To be done:
Reproduce exactly, with no other output, every line of the data below from the line containing "Output the text content of this document." to the end, inclusive.

Data listing:
____________
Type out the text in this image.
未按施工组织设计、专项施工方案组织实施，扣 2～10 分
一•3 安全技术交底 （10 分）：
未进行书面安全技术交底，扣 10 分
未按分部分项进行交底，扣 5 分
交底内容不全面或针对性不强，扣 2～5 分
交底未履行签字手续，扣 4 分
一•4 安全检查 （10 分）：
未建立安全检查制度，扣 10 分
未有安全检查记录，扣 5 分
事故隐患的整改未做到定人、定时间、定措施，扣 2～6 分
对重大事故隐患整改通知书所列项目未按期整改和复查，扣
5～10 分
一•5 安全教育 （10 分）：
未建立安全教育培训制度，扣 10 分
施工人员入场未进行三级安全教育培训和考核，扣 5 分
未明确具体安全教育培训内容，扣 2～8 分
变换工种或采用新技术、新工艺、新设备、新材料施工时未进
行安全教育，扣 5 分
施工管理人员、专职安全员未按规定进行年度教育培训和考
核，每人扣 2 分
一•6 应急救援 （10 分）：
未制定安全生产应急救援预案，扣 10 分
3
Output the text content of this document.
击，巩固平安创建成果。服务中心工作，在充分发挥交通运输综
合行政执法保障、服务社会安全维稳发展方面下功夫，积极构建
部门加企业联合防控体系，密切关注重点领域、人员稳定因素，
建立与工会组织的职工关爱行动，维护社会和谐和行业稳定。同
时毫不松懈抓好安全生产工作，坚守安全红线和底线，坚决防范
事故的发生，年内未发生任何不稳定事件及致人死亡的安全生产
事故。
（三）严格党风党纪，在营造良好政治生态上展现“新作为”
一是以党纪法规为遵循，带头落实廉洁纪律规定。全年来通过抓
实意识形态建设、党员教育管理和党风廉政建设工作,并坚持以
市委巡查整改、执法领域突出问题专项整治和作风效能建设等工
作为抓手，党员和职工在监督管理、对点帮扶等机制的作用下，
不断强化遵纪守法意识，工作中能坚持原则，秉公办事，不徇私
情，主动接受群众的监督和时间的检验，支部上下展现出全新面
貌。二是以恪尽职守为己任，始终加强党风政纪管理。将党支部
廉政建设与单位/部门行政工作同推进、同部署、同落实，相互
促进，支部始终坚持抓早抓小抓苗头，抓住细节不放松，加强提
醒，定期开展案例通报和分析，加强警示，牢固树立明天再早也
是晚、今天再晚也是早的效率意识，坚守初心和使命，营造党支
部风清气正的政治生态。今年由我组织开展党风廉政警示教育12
____________
The output:
Output the text content of this document.
击，巩固平安创建成果。服务中心工作，在充分发挥交通运输综
合行政执法保障、服务社会安全维稳发展方面下功夫，积极构建
部门加企业联合防控体系，密切关注重点领域、人员稳定因素，
建立与工会组织的职工关爱行动，维护社会和谐和行业稳定。同
时毫不松懈抓好安全生产工作，坚守安全红线和底线，坚决防范
事故的发生，年内未发生任何不稳定事件及致人死亡的安全生产
事故。
（三）严格党风党纪，在营造良好政治生态上展现“新作为”
一是以党纪法规为遵循，带头落实廉洁纪律规定。全年来通过抓
实意识形态建设、党员教育管理和党风廉政建设工作,并坚持以
市委巡查整改、执法领域突出问题专项整治和作风效能建设等工
作为抓手，党员和职工在监督管理、对点帮扶等机制的作用下，
不断强化遵纪守法意识，工作中能坚持原则，秉公办事，不徇私
情，主动接受群众的监督和时间的检验，支部上下展现出全新面
貌。二是以恪尽职守为己任，始终加强党风政纪管理。将党支部
廉政建设与单位/部门行政工作同推进、同部署、同落实，相互
促进，支部始终坚持抓早抓小抓苗头，抓住细节不放松，加强提
醒，定期开展案例通报和分析，加强警示，牢固树立明天再早也
是晚、今天再晚也是早的效率意识，坚守初心和使命，营造党支
部风清气正的政治生态。今年由我组织开展党风廉政警示教育12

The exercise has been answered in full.